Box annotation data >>
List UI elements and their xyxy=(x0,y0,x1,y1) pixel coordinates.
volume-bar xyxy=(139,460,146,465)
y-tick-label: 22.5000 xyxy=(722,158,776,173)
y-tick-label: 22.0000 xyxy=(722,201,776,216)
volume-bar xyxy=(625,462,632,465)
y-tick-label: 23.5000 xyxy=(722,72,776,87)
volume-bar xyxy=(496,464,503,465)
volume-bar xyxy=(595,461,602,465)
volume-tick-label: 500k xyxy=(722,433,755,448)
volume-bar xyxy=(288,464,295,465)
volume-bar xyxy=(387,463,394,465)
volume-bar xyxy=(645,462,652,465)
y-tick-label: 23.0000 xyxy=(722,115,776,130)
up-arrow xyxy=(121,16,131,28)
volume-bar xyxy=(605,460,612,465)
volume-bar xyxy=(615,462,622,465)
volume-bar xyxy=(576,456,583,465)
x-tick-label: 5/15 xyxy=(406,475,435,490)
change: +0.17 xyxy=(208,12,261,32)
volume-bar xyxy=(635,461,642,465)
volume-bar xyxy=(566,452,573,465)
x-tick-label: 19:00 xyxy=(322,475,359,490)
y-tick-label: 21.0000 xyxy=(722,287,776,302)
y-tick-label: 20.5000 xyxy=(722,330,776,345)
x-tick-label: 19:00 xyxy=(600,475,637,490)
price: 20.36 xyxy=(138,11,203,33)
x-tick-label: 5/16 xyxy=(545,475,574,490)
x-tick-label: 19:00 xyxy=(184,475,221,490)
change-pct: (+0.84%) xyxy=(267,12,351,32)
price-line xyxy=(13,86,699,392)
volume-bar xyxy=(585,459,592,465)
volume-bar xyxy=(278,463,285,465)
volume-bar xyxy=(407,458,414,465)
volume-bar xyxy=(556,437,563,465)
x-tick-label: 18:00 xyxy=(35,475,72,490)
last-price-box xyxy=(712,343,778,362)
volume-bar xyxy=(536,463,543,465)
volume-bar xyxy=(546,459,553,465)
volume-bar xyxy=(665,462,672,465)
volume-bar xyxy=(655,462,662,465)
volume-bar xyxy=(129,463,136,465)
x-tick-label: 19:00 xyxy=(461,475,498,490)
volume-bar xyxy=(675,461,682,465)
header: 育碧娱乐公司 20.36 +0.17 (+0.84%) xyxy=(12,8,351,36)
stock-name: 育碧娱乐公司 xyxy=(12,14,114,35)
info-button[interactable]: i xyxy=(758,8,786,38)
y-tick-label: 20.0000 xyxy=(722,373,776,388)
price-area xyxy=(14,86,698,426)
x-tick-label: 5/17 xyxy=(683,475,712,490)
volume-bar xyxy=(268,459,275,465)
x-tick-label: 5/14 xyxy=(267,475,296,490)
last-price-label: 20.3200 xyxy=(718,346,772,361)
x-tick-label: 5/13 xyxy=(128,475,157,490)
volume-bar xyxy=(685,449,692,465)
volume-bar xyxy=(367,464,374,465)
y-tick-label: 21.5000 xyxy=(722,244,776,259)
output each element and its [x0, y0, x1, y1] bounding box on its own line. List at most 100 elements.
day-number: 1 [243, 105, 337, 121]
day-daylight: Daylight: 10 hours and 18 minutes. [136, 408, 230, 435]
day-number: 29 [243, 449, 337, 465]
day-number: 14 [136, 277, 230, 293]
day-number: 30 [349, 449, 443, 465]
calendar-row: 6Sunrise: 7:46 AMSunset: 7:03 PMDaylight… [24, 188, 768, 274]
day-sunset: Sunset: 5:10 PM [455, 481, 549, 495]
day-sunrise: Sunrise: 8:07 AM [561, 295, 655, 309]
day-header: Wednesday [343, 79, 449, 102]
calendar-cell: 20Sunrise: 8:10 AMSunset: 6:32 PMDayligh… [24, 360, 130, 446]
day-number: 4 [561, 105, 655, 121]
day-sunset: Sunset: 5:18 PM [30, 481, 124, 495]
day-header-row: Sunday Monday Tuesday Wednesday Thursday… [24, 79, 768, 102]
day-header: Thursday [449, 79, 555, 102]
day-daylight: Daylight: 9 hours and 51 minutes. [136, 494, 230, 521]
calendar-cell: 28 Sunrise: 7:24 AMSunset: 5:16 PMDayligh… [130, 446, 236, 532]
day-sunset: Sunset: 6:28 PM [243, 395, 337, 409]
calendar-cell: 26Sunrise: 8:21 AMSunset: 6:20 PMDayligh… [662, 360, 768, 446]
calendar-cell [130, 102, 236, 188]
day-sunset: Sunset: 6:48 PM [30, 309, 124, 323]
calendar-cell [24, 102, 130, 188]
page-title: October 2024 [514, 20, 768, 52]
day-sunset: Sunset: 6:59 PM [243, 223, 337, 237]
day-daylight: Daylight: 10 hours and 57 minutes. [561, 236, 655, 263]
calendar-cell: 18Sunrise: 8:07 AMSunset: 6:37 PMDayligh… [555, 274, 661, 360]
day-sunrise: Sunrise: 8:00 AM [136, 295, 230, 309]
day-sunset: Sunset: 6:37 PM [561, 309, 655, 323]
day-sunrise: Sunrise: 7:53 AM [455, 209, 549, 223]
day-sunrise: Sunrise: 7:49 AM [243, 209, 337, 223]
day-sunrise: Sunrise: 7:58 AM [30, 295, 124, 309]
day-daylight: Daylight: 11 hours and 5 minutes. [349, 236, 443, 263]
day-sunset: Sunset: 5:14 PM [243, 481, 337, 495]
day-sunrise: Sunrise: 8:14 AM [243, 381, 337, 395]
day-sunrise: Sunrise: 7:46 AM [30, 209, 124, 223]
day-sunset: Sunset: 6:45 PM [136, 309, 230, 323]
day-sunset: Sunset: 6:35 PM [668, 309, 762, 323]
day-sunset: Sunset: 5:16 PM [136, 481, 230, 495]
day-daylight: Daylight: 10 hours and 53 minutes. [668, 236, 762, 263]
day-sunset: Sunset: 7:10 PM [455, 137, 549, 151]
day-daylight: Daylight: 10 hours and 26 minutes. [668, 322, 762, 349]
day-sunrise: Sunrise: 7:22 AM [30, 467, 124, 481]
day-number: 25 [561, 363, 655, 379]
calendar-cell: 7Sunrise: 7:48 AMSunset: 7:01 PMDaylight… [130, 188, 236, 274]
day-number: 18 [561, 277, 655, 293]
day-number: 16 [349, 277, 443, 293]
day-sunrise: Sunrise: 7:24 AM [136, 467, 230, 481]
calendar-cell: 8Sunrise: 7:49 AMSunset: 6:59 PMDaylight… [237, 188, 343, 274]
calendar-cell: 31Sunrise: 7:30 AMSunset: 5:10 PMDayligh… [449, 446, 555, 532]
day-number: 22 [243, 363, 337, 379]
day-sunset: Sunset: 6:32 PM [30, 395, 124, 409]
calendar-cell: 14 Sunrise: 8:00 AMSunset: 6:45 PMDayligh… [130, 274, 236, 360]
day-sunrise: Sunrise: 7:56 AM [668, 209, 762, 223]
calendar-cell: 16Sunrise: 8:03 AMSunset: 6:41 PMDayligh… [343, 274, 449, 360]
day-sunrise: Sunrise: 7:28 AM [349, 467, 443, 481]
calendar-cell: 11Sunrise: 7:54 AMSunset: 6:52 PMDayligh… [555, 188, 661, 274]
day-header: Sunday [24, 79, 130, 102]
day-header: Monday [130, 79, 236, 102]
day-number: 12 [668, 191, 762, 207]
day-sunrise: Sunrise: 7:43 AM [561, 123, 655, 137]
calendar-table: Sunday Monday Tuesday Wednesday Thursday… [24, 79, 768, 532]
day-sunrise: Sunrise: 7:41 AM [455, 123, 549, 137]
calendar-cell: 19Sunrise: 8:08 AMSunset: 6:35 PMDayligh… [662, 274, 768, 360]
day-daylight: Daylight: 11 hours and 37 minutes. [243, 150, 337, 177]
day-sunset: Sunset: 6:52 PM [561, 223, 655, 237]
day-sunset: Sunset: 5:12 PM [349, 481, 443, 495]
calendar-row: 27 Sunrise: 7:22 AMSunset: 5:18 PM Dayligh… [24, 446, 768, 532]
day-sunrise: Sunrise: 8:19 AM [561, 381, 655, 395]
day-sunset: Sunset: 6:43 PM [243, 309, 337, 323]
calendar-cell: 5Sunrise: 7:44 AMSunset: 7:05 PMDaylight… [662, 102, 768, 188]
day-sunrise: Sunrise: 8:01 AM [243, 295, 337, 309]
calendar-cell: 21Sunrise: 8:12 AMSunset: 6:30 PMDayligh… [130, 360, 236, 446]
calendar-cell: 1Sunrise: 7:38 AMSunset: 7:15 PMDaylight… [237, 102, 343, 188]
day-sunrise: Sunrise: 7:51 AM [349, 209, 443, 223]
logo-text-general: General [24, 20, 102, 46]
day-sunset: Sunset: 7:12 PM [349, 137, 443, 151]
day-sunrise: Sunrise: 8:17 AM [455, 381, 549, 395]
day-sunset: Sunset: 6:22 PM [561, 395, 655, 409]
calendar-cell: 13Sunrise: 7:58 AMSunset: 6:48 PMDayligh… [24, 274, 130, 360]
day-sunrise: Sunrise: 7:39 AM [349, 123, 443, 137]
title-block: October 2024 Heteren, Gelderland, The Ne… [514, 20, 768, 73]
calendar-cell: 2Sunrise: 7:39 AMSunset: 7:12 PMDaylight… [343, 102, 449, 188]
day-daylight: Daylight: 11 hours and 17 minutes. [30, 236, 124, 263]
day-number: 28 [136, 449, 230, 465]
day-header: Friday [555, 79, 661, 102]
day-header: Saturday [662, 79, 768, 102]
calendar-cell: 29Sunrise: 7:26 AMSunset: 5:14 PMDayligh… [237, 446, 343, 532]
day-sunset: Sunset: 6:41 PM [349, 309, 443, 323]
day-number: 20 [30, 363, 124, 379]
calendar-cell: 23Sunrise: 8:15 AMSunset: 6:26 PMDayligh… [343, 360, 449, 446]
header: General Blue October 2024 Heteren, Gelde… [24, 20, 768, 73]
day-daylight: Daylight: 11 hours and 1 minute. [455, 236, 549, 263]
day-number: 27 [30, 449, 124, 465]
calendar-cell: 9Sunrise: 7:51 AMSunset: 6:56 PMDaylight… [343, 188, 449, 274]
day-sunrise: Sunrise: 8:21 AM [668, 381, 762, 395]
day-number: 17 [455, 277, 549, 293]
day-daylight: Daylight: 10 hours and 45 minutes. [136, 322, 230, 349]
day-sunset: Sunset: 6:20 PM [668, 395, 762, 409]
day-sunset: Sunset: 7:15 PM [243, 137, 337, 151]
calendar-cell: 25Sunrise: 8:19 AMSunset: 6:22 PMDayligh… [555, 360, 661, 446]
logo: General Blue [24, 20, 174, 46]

WHAT TO PRODUCE >> Output, without any change, the stretch of rows from the very beginning through the line that contains "output each element", with that line included.

EXERCISE SOLUTION >>
List UI elements and their xyxy=(x0,y0,x1,y1) pixel coordinates.
volume-bar xyxy=(139,460,146,465)
y-tick-label: 22.5000 xyxy=(722,158,776,173)
y-tick-label: 22.0000 xyxy=(722,201,776,216)
volume-bar xyxy=(625,462,632,465)
y-tick-label: 23.5000 xyxy=(722,72,776,87)
volume-bar xyxy=(496,464,503,465)
volume-bar xyxy=(595,461,602,465)
volume-tick-label: 500k xyxy=(722,433,755,448)
volume-bar xyxy=(288,464,295,465)
volume-bar xyxy=(387,463,394,465)
volume-bar xyxy=(645,462,652,465)
y-tick-label: 23.0000 xyxy=(722,115,776,130)
up-arrow xyxy=(121,16,131,28)
volume-bar xyxy=(605,460,612,465)
volume-bar xyxy=(615,462,622,465)
volume-bar xyxy=(576,456,583,465)
x-tick-label: 5/15 xyxy=(406,475,435,490)
change: +0.17 xyxy=(208,12,261,32)
volume-bar xyxy=(635,461,642,465)
volume-bar xyxy=(566,452,573,465)
x-tick-label: 19:00 xyxy=(322,475,359,490)
y-tick-label: 21.0000 xyxy=(722,287,776,302)
y-tick-label: 20.5000 xyxy=(722,330,776,345)
x-tick-label: 19:00 xyxy=(600,475,637,490)
price: 20.36 xyxy=(138,11,203,33)
x-tick-label: 5/16 xyxy=(545,475,574,490)
x-tick-label: 19:00 xyxy=(184,475,221,490)
change-pct: (+0.84%) xyxy=(267,12,351,32)
price-line xyxy=(13,86,699,392)
volume-bar xyxy=(585,459,592,465)
volume-bar xyxy=(278,463,285,465)
volume-bar xyxy=(407,458,414,465)
volume-bar xyxy=(556,437,563,465)
x-tick-label: 18:00 xyxy=(35,475,72,490)
last-price-box xyxy=(712,343,778,362)
volume-bar xyxy=(536,463,543,465)
volume-bar xyxy=(546,459,553,465)
volume-bar xyxy=(665,462,672,465)
volume-bar xyxy=(655,462,662,465)
volume-bar xyxy=(129,463,136,465)
x-tick-label: 19:00 xyxy=(461,475,498,490)
volume-bar xyxy=(675,461,682,465)
header: 育碧娱乐公司 20.36 +0.17 (+0.84%) xyxy=(12,8,351,36)
stock-name: 育碧娱乐公司 xyxy=(12,14,114,35)
info-button[interactable]: i xyxy=(758,8,786,38)
y-tick-label: 20.0000 xyxy=(722,373,776,388)
price-area xyxy=(14,86,698,426)
x-tick-label: 5/17 xyxy=(683,475,712,490)
volume-bar xyxy=(268,459,275,465)
x-tick-label: 5/14 xyxy=(267,475,296,490)
last-price-label: 20.3200 xyxy=(718,346,772,361)
x-tick-label: 5/13 xyxy=(128,475,157,490)
volume-bar xyxy=(685,449,692,465)
volume-bar xyxy=(367,464,374,465)
y-tick-label: 21.5000 xyxy=(722,244,776,259)
output each element and its [x0, y0, x1, y1] bounding box on its own line. List at most 100 elements.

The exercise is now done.